* [PASSAGE PRÉSENTÉ]
Belle condescendance de M Modica qui gouverne toujours les Clionautes d’une main de fer, comme on l’appréciait il y a quelques décennies dans certaines contrées.. Ne faudrait-il pas laisser le trône? #okboomer
Quand on se livre à une attaque ad hominem, on prend la peine d’orthographier correctement le nom. Il s’agit de Modica, pas Monica.
Ensuite, monsieur Modica a enseigné devant élèves pendant 40 ans et continue à enseigner devant des publics variés. Pouvez-vous en dire autant?
Je tombe sur cet article aujourd’hui et surtout sur les commentaires qu’il a déclenchés.
Alors je pourrais revenir sur la condescendance de monsieur Monica, mais franchement, qualifier comme tel un agrégé, n’est-ce pas faire un pléonasme?
Car je pense que Billy, malgré ces fautes d’orthographe, apparemment disqualifiantes, pointe un réel problème. La quantité d’informations à ingurgiter et recracher dans un cadre méthodologique on ne peut plus normatif n’est certainement pas en cohérence avec la réalité des connaissances requises pour enseigner.
Bien sûr l’article a raison de pointer les dérives du concours qui, sous prétexte de pédagogie, vise surtout à recruter des professeurs exécutants et sans esprit critique. Bien sûr ces critères sont abjects et conduisent à rejeter les bons candidats au profit d’autres.
Mais franchement, comment ne pas faire le même reproche à l’évaluation du niveau « scientifique » de ces même candidats? En quoi avoir une capacité à rédiger 15 pages sur les subtilités de la relation capitale-provinces dans le cadre des cultes romains garantis-t-elle une bonne sélection?

* [DONNÉES FOURNIES]
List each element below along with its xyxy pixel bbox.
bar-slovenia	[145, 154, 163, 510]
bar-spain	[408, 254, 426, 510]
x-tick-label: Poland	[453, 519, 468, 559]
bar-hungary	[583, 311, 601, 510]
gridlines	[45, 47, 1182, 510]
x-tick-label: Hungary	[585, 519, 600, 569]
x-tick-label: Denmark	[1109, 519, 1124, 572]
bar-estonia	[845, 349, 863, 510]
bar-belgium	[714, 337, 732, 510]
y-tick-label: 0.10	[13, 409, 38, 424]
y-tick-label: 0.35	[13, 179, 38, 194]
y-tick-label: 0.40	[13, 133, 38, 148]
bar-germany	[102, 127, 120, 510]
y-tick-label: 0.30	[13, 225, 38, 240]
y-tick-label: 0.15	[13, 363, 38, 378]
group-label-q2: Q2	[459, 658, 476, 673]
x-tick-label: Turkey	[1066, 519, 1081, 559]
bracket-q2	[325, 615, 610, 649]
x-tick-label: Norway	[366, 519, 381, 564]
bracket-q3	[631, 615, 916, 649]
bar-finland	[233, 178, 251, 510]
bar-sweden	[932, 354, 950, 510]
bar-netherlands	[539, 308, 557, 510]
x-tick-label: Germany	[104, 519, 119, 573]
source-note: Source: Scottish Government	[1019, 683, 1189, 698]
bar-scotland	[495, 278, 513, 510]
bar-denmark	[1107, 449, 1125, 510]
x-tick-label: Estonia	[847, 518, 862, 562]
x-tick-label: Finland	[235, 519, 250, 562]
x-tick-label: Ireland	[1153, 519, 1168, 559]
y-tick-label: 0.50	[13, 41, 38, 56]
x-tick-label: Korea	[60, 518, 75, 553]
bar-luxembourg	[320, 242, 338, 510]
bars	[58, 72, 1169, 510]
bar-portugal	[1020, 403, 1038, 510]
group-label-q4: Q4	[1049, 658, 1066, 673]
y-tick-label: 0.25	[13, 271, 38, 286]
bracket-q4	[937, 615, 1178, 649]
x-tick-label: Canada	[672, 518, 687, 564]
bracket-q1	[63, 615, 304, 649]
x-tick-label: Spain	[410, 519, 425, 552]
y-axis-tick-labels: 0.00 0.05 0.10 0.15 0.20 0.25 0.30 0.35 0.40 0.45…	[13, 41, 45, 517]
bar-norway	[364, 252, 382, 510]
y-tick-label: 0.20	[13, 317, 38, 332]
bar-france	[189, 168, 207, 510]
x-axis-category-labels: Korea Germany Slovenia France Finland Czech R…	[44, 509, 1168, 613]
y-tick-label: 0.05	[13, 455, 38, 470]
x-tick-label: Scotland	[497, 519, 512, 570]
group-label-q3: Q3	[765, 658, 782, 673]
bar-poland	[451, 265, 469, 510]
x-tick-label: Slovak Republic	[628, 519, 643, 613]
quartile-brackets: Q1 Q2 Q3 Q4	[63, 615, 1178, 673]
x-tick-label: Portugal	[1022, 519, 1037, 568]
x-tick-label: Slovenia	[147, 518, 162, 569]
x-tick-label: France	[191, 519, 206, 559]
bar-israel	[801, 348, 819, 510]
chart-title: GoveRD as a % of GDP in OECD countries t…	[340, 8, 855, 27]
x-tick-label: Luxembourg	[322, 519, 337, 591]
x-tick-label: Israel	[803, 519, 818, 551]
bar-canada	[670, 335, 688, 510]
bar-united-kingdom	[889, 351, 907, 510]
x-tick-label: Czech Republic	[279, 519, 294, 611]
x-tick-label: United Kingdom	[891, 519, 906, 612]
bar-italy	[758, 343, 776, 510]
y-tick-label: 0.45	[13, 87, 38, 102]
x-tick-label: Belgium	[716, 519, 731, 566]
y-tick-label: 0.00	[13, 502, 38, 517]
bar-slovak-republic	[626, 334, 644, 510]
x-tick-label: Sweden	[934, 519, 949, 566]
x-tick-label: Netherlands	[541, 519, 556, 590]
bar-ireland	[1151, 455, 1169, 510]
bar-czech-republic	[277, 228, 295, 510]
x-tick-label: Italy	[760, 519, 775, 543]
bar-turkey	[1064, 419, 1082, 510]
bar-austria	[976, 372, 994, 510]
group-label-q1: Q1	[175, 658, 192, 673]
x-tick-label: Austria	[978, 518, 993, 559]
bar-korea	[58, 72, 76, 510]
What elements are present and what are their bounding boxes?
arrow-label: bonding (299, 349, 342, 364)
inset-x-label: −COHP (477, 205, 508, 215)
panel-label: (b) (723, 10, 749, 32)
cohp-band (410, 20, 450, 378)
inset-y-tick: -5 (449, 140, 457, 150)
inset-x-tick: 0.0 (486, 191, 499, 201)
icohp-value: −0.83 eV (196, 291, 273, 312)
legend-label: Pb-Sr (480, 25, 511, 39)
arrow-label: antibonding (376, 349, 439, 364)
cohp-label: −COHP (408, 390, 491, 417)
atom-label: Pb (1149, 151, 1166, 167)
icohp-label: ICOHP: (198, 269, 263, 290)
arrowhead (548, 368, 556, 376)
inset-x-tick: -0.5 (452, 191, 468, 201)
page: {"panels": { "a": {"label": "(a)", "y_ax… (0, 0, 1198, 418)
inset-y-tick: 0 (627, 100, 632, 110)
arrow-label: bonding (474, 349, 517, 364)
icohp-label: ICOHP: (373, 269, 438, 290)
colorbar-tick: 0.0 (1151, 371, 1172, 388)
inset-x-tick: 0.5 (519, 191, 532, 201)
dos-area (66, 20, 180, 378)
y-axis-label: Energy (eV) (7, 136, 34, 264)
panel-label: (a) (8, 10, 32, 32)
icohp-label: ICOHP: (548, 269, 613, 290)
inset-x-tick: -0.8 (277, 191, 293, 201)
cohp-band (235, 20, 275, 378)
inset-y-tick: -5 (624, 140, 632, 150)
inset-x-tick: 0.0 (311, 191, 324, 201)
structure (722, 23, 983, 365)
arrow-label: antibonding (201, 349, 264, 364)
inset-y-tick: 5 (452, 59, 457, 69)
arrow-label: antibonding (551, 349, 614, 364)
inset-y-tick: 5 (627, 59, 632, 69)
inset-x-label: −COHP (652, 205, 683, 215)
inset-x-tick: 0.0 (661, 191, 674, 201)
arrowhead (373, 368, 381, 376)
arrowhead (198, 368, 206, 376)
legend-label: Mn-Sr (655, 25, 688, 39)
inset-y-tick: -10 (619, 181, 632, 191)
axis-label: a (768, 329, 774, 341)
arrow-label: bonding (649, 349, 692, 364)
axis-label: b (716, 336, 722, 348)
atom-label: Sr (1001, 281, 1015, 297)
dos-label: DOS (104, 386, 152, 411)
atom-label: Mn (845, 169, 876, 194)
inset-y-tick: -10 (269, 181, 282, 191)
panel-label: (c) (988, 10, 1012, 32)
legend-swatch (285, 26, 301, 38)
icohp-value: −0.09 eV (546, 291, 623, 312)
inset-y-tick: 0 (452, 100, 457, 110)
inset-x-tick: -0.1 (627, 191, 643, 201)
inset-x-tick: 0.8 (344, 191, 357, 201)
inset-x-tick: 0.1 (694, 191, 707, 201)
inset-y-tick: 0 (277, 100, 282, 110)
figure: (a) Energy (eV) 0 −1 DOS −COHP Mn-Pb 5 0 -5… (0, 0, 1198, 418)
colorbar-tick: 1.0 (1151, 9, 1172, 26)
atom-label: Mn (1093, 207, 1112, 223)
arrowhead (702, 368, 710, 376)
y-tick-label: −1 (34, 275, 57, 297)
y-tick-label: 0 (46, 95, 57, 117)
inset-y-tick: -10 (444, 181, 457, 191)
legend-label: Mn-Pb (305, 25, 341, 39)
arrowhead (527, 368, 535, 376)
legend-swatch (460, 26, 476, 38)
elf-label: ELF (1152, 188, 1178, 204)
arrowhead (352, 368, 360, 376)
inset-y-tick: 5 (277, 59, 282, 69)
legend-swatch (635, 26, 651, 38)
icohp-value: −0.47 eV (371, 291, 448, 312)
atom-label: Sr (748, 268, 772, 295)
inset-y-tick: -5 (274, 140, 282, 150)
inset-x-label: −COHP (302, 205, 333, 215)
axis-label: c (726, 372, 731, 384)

* [CONSIGNE A]
Citez, dans leur ordre d'apparition, toutes les phrases interrogatives du passage présenté, consacré au concours de recrutement des professeurs.
* [CONSIGNE B]
Répondez brièvement à ces questions sur le passage présenté, consacré au concours de recrutement des professeurs :
(i) Pendant combien d'années monsieur Modica a-t-il enseigné devant élèves ?
(ii) Par quel mot-dièse se termine le premier commentaire ?
(iii) Quelle orthographe erronée du nom de Modica est relevée ?
* [CONSIGNE C]
Prolongez le passage présenté, consacré au concours de recrutement des professeurs, à partir de sa dernière phrase.

* [RÉPONSE A]
- Ne faudrait-il pas laisser le trône?
- Pouvez-vous en dire autant?
- Alors je pourrais revenir sur la condescendance de monsieur Monica, mais franchement, qualifier comme tel un agrégé, n'est-ce pas faire un pléonasme?
- Mais franchement, comment ne pas faire le même reproche à l'évaluation du niveau « scientifique » de ces même candidats?
- En quoi avoir une capacité à rédiger 15 pages sur les subtilités de la relation capitale-provinces dans le cadre des cultes romains garantis-t-elle une bonne sélection?

* [RÉPONSE B]
(i) Pendant 40 ans.
(ii) #okboomer.
(iii) Monica.

* [RÉPONSE C]
Car à la vérité, le master MEEF manque surtout d’une chose: de la pratique. Envoyer, en seconde année, des apprentis professeurs devant une classe, sans que cette expérience soit contrôlée par un collègue expérimenté, est certainement la pire stratégie de recrutement.
Or, cette nécessité souffre tout autant du besoin viscéral du ministère de produire des professeurs dociles que des mandarins de l’université de justifier leur existence par l’exercice d’un magistère sur la préparation des enseignants.
En défendant les seconds, monsieur Monica ne fait rien d’autre que se complaire dans un conservatisme hors-sol qui mine notre éducation. Mais comment attendre autre chose d’un agrégé n’ayant certainement plus mis les pieds dans une salle de classe depuis des décennies?
« Quand je pense qu’un major d’agreg peut atterrir dans le 9.3! »
la logique voudrait que ce professeur d’exception, puisque major à l’agrégation, soit justement dans le 93, là où les besoins sont les plus importants. Ce qui est surtout inquiétant dans ce type de raisonnement, c’est que l’on puisse concevoir que la baisse du niveau des élèves induise automatiquement une baisse du niveau de recrutement des enseignants.
La baisse du niveau d’exigence semble générale, mais il y a deux façons d’agir. On peut commenter à l’infini, ou se donner les moyens d’agir sur le terrain.
Contrairement à ce que vous croyez, il y a eu une remise en cause du statut. Mais cela concerne les organisations professionnelles de type syndical.
Pour ce qui nous concerne nous considérons la baisse du niveau d’exigence comme un naufrage dont nous ne pouvons nous contenter.
Vu le niveau des élèves, je conçois la réaction de Billy, orthographe et syntaxe mises à part!
Quand je pense qu’un major d’agreg peut atterrir dans le 9.3!
Quant au nombre de postes: ils continuera à diminuer, car pourquoi s’encombrer de fonctionnaires inamovibles (et dont les retaites donnent des sueurs à Bercy) alors que des contactuels peuvent aussi bien faire l’affaire (pour bien moins cher) vu le public (on y revient toujours)!
Mais là les profs comme les autres fonctionnaires sont victimes de leur statut irréformable!
En effet l’Administration a une arme imparable: la mise en voie d’extinction!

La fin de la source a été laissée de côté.